QUESTIONS.
**A)** Copy word for word everything in the Rotary article from "What that service" down to "suit them best.".
**B)** List every Rotary program that the Rotary article names after "such as".

EXERCISE TEXT.
[Start of Attachment]

Posted by THE ROTARIAN on Mar 29, 2018
Rotary is a massive, and massively complex, organisation. As this issue of The Rotarian goes to press, we have 1.2 million members in 35,633 clubs in nearly every country of the world. Hundreds of thousands of participants are involved in Rotary programs such as Rotaract, Interact, Youth Leadership Awards, Rotary Community Corps, Rotary Peace Centres and a host of local and Foundation supported projects and programs at the national, district, and local levels
The name of Rotary is attached to countless projects every year, from blood banks to food hanks, school sanitation to polio eradication. One hundred thirteen years after the first Rotary club was founded, Rotary service reaches literally around the globe.
What that service looks like on a daily and weekly basis can vary enormously by region, country, and club. Each club has its own history, priorities, and identity. It follows that the identity of Rotarians, and the purpose each Rotarian sees in his or her service, similarly has a great deal of variation. There’s nothing wrong with that, as Rotary is by design a decentralized organization, intended to enable each Rotarian and each Rotary club to serve in the ways that suit them best.

[End of Attachment]

PROVIDED INFORMATION.
[Start of Attachment]

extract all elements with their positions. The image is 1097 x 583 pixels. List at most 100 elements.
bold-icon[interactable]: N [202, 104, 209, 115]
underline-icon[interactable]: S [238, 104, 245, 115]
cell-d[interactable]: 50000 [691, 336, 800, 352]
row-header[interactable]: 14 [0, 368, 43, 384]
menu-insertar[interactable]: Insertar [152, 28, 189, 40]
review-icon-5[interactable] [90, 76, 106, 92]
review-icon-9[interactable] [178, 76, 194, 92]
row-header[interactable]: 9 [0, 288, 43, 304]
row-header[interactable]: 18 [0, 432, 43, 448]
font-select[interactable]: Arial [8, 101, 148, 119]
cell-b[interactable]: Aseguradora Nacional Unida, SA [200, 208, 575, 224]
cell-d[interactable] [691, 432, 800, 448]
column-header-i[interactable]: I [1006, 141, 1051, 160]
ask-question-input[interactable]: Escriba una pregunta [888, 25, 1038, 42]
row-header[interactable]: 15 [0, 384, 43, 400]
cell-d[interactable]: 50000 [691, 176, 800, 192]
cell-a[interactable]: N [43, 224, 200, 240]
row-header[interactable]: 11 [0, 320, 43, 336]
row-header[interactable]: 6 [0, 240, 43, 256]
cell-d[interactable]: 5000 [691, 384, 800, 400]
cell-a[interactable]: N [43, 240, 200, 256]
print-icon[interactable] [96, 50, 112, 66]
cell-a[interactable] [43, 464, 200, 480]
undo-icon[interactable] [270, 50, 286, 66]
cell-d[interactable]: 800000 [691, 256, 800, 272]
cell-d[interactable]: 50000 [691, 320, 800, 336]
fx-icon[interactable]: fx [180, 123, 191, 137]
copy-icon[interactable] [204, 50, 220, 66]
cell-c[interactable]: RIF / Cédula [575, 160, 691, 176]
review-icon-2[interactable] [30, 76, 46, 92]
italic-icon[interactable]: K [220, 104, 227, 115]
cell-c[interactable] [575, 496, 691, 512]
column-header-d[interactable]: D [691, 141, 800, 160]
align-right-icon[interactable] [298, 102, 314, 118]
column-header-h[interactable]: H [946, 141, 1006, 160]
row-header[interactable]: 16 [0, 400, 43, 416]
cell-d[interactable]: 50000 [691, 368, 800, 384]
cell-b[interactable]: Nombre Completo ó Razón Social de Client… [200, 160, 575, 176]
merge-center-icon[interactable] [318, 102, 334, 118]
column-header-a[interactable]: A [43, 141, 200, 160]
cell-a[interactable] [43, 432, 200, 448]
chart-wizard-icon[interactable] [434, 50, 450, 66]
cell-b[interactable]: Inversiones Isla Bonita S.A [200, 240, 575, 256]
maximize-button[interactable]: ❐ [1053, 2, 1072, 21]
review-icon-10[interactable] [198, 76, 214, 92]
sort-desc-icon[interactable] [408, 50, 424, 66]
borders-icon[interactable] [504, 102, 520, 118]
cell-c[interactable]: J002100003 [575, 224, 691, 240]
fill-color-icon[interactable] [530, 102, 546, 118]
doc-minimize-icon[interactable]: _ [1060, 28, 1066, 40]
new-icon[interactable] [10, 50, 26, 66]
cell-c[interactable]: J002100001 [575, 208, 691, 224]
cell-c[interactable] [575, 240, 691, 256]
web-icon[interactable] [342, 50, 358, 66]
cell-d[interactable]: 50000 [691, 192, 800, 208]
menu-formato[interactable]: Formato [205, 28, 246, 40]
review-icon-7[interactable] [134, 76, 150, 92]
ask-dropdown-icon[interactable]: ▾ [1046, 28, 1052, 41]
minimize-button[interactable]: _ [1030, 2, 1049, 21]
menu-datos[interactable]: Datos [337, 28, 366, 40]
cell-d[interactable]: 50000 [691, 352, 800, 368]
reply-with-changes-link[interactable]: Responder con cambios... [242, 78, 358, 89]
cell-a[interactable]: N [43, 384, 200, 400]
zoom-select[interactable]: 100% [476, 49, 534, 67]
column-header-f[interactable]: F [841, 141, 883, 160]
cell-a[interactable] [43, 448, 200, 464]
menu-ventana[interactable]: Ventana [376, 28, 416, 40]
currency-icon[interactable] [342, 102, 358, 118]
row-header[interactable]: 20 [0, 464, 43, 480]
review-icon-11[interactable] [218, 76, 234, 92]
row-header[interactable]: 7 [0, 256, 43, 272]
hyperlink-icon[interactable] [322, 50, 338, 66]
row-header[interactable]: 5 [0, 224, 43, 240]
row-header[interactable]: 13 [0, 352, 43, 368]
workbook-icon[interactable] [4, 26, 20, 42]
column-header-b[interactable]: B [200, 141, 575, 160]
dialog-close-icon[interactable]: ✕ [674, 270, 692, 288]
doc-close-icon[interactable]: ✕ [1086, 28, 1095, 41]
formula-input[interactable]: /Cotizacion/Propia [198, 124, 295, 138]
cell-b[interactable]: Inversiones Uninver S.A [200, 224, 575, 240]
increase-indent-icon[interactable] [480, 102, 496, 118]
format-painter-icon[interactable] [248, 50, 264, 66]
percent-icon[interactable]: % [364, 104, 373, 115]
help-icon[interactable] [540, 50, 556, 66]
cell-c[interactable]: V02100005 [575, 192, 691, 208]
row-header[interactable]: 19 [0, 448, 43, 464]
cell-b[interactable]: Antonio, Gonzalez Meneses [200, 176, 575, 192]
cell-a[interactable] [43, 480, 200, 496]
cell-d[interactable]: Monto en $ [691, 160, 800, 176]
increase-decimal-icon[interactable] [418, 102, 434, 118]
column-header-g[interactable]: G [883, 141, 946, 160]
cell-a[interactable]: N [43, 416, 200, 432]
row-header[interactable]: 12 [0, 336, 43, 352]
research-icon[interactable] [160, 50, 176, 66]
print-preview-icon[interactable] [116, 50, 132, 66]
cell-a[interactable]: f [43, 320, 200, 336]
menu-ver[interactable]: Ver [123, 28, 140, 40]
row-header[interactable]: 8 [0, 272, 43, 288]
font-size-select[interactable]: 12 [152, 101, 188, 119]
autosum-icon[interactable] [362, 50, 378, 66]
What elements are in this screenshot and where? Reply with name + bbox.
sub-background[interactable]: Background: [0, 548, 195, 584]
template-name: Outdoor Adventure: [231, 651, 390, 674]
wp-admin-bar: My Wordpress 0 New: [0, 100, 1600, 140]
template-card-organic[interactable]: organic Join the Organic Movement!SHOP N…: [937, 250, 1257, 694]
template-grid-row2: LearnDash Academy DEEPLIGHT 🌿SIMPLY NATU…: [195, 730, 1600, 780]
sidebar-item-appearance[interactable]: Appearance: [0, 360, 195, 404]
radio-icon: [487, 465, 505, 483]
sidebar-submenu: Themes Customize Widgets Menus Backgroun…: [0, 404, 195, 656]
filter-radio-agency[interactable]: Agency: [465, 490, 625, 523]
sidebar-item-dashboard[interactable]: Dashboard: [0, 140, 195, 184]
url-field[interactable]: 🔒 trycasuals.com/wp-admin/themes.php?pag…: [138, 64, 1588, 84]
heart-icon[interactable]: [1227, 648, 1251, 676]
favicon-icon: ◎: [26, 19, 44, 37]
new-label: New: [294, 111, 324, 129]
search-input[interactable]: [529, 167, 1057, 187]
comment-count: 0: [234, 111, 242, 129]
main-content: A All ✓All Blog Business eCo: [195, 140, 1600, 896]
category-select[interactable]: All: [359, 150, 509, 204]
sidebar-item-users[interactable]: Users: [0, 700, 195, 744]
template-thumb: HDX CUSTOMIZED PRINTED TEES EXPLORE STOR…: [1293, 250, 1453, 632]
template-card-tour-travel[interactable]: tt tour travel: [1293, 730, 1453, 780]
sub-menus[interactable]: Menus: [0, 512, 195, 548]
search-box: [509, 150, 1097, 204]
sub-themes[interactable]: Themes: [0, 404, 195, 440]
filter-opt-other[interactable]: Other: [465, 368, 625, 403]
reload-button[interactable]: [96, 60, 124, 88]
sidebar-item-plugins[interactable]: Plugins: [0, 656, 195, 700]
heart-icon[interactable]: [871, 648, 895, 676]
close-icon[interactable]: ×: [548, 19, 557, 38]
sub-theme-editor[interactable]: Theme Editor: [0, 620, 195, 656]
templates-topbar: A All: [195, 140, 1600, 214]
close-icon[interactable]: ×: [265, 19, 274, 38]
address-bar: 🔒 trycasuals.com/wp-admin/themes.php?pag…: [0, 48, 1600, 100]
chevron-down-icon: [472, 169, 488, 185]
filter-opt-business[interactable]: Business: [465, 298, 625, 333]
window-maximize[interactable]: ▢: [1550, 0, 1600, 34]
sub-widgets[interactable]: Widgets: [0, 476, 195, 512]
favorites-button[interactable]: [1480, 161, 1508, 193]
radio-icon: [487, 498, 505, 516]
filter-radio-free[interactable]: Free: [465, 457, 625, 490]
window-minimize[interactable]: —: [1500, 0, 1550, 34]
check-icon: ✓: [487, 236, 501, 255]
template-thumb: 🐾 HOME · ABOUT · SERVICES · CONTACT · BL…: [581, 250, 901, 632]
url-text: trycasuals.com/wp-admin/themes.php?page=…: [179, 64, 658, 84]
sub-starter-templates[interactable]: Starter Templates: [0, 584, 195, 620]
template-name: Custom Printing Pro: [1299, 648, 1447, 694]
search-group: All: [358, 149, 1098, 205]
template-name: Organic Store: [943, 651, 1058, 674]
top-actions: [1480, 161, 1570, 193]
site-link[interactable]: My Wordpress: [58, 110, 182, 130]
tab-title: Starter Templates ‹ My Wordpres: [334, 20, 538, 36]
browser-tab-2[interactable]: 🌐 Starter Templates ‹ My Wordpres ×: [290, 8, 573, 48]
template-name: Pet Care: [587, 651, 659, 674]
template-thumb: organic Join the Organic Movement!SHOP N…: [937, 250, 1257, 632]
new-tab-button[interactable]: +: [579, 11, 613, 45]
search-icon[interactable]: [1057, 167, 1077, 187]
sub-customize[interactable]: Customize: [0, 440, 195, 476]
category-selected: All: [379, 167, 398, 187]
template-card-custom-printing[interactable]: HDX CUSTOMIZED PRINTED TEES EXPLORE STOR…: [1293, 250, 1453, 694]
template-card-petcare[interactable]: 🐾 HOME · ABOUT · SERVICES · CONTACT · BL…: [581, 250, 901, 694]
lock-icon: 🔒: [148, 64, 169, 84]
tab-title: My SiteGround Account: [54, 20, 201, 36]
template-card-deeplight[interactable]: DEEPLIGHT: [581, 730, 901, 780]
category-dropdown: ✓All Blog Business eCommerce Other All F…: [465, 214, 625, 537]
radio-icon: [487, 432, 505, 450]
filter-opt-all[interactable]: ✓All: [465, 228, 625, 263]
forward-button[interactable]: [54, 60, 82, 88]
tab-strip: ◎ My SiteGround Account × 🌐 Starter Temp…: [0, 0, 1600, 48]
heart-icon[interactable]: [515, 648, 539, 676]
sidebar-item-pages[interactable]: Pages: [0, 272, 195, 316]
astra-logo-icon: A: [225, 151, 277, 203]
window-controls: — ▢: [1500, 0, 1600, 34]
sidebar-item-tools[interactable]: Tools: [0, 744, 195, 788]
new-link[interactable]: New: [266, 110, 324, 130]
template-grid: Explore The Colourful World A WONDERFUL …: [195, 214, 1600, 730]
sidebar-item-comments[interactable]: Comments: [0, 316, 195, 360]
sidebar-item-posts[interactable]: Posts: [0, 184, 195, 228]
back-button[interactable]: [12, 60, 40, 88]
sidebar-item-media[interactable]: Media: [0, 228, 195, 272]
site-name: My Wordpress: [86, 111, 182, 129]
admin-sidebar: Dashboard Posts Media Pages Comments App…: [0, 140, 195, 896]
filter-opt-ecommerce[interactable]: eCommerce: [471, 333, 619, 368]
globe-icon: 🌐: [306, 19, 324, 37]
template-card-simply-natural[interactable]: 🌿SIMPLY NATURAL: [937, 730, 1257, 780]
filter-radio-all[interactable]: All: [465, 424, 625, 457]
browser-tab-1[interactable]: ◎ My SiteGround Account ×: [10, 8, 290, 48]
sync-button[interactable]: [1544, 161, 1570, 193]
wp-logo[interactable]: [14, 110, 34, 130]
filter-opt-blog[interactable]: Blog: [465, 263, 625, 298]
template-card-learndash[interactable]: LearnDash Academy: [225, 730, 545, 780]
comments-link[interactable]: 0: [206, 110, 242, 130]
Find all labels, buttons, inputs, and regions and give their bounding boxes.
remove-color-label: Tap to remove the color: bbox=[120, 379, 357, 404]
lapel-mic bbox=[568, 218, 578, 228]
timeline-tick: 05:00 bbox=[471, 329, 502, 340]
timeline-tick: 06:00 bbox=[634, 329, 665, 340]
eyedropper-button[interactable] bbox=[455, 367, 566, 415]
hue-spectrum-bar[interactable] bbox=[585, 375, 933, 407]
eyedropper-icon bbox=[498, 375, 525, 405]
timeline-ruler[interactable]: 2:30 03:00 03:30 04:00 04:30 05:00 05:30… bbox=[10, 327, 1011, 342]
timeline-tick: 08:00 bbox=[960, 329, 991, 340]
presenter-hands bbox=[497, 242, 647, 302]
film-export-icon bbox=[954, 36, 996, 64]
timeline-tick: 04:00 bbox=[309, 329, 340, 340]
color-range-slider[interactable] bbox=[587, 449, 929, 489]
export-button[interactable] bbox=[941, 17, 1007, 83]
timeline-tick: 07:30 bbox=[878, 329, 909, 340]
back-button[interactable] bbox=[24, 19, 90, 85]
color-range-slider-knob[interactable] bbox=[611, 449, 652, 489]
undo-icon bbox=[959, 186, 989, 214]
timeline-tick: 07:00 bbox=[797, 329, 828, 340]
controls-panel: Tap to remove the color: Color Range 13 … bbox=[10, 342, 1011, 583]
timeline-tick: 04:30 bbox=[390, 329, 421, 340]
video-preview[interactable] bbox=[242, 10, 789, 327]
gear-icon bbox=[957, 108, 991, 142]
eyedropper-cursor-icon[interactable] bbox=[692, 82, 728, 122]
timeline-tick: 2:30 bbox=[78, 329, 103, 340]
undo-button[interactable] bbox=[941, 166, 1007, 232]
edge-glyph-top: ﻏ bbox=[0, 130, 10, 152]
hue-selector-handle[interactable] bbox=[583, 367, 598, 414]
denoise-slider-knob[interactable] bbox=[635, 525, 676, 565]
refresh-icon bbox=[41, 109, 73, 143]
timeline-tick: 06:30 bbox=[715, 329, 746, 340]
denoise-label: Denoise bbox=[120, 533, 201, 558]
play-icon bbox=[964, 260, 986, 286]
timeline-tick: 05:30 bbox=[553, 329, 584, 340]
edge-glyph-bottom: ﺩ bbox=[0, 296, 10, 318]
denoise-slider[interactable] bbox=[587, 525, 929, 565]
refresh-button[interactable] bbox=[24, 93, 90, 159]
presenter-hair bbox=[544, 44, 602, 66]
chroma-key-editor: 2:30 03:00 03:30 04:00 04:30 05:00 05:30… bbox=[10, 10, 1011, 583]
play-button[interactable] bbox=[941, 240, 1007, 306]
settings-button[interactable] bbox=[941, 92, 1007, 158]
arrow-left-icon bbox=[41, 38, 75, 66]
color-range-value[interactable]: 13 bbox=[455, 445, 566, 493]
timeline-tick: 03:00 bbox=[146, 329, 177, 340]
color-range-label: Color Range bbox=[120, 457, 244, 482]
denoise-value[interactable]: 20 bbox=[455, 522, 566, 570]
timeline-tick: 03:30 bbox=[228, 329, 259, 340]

[End of Attachment]

RESPONSE LIST.
**A)**
What that service looks like on a daily and weekly basis can vary enormously by region, country, and club. Each club has its own history, priorities, and identity. It follows that the identity of Rotarians, and the purpose each Rotarian sees in his or her service, similarly has a great deal of variation. There’s nothing wrong with that, as Rotary is by design a decentralized organization, intended to enable each Rotarian and each Rotary club to serve in the ways that suit them best.

**B)**
Rotaract
Interact
Youth Leadership Awards
Rotary Community Corps
Rotary Peace Centres